** start PROVIDED RECORDS **

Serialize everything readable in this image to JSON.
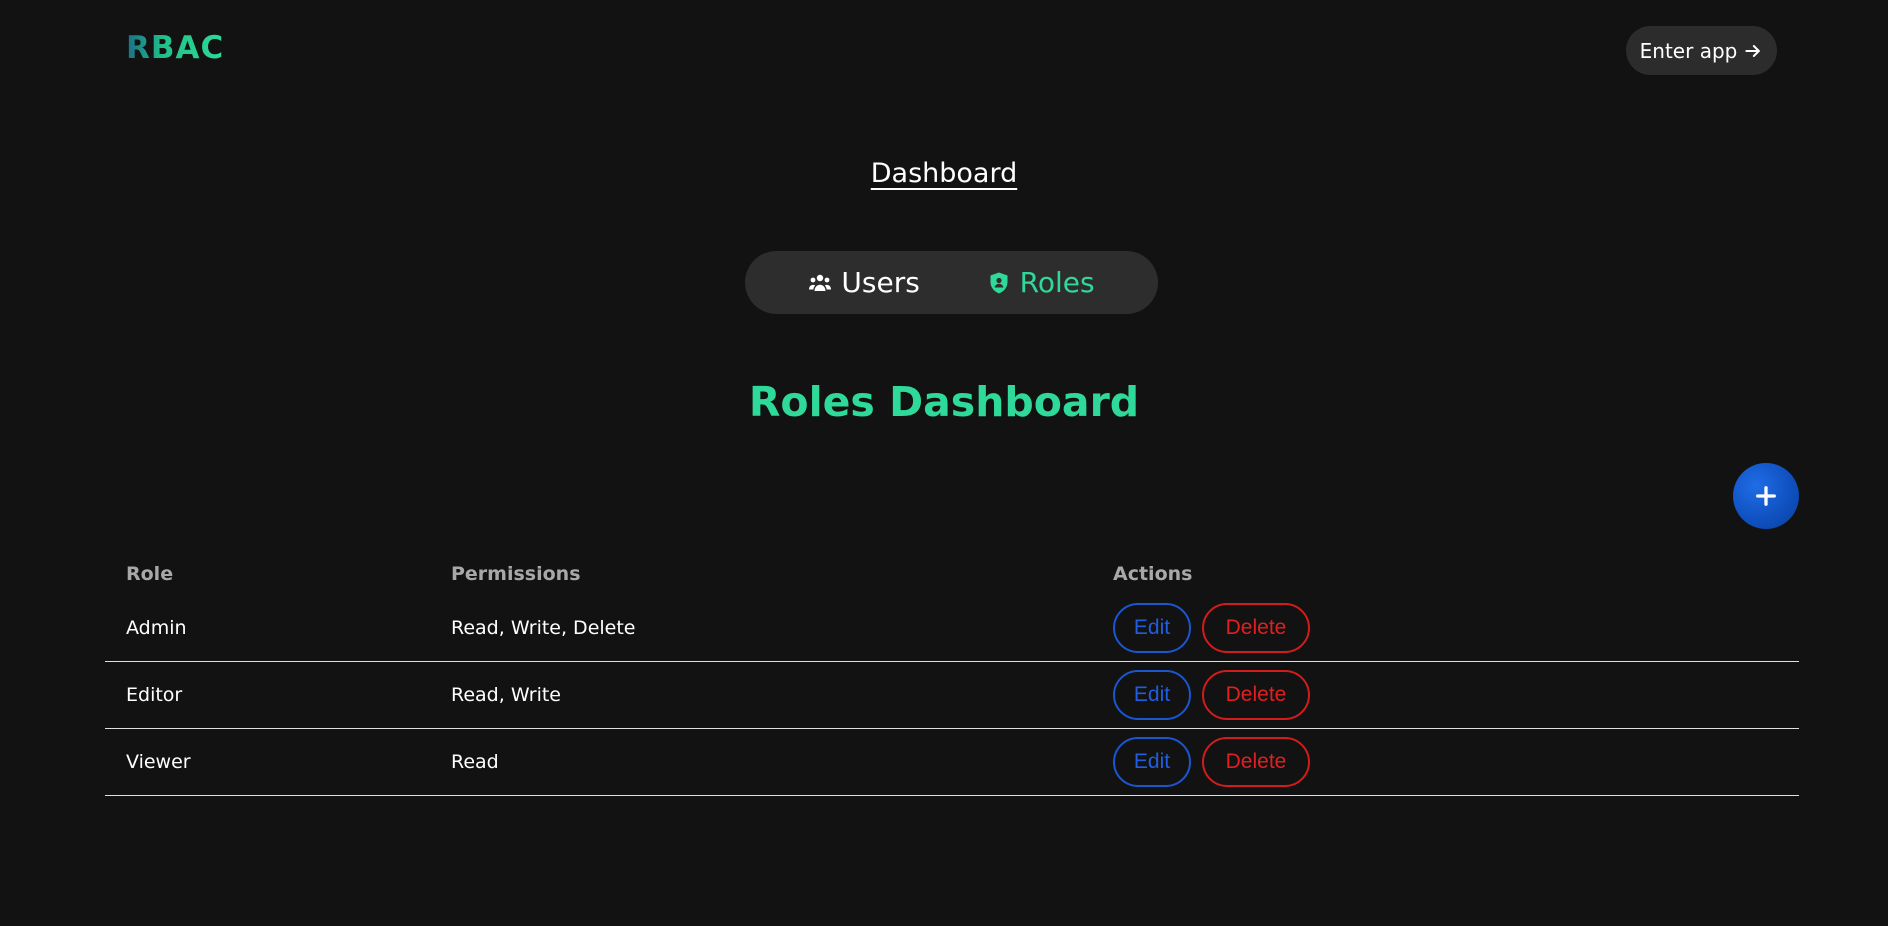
{
  "header": {
    "logo": "RBAC",
    "enter_app_label": "Enter app",
    "enter_app_icon": "arrow-right-icon"
  },
  "breadcrumb": {
    "label": "Dashboard"
  },
  "tabs": [
    {
      "label": "Users",
      "icon": "users-icon",
      "active": false
    },
    {
      "label": "Roles",
      "icon": "shield-user-icon",
      "active": true
    }
  ],
  "main": {
    "title": "Roles Dashboard",
    "add_icon": "plus-icon"
  },
  "table": {
    "columns": [
      "Role",
      "Permissions",
      "Actions"
    ],
    "rows": [
      {
        "role": "Admin",
        "permissions": "Read, Write, Delete",
        "edit": "Edit",
        "delete": "Delete"
      },
      {
        "role": "Editor",
        "permissions": "Read, Write",
        "edit": "Edit",
        "delete": "Delete"
      },
      {
        "role": "Viewer",
        "permissions": "Read",
        "edit": "Edit",
        "delete": "Delete"
      }
    ]
  },
  "colors": {
    "background": "#121212",
    "accent_green": "#2ed99a",
    "edit_blue": "#1a56d1",
    "delete_red": "#d21c1c",
    "add_button_blue": "#0f4fbe"
  }
}
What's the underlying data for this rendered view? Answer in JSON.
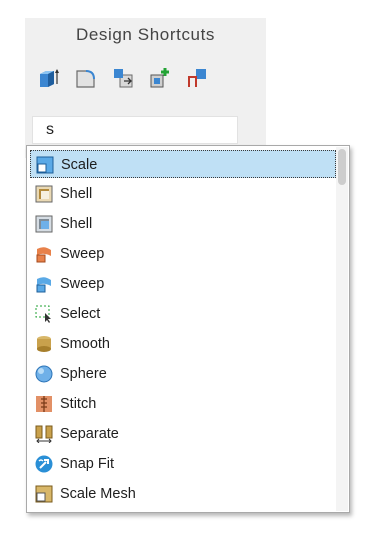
{
  "panel": {
    "title": "Design Shortcuts",
    "tools": [
      {
        "icon": "pull-icon"
      },
      {
        "icon": "round-icon"
      },
      {
        "icon": "move-icon"
      },
      {
        "icon": "combine-add-icon"
      },
      {
        "icon": "split-corner-icon"
      }
    ]
  },
  "search": {
    "value": "s"
  },
  "dropdown": {
    "items": [
      {
        "label": "Scale",
        "icon": "scale-icon",
        "selected": true
      },
      {
        "label": "Shell",
        "icon": "shell-icon",
        "selected": false
      },
      {
        "label": "Shell",
        "icon": "shell-grey-icon",
        "selected": false
      },
      {
        "label": "Sweep",
        "icon": "sweep-icon",
        "selected": false
      },
      {
        "label": "Sweep",
        "icon": "sweep-blue-icon",
        "selected": false
      },
      {
        "label": "Select",
        "icon": "select-icon",
        "selected": false
      },
      {
        "label": "Smooth",
        "icon": "smooth-icon",
        "selected": false
      },
      {
        "label": "Sphere",
        "icon": "sphere-icon",
        "selected": false
      },
      {
        "label": "Stitch",
        "icon": "stitch-icon",
        "selected": false
      },
      {
        "label": "Separate",
        "icon": "separate-icon",
        "selected": false
      },
      {
        "label": "Snap Fit",
        "icon": "snap-fit-icon",
        "selected": false
      },
      {
        "label": "Scale Mesh",
        "icon": "scale-mesh-icon",
        "selected": false
      }
    ]
  },
  "colors": {
    "selection": "#bfe0f5",
    "accent": "#2a8fd6"
  }
}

** end PROVIDED RECORDS **

*PROBLEM STATEMENT*:
In the material above, show every line where the word "Dashboard" turns up.

*EXERCISE ANSWER*:
    "label": "Dashboard"
    "title": "Roles Dashboard",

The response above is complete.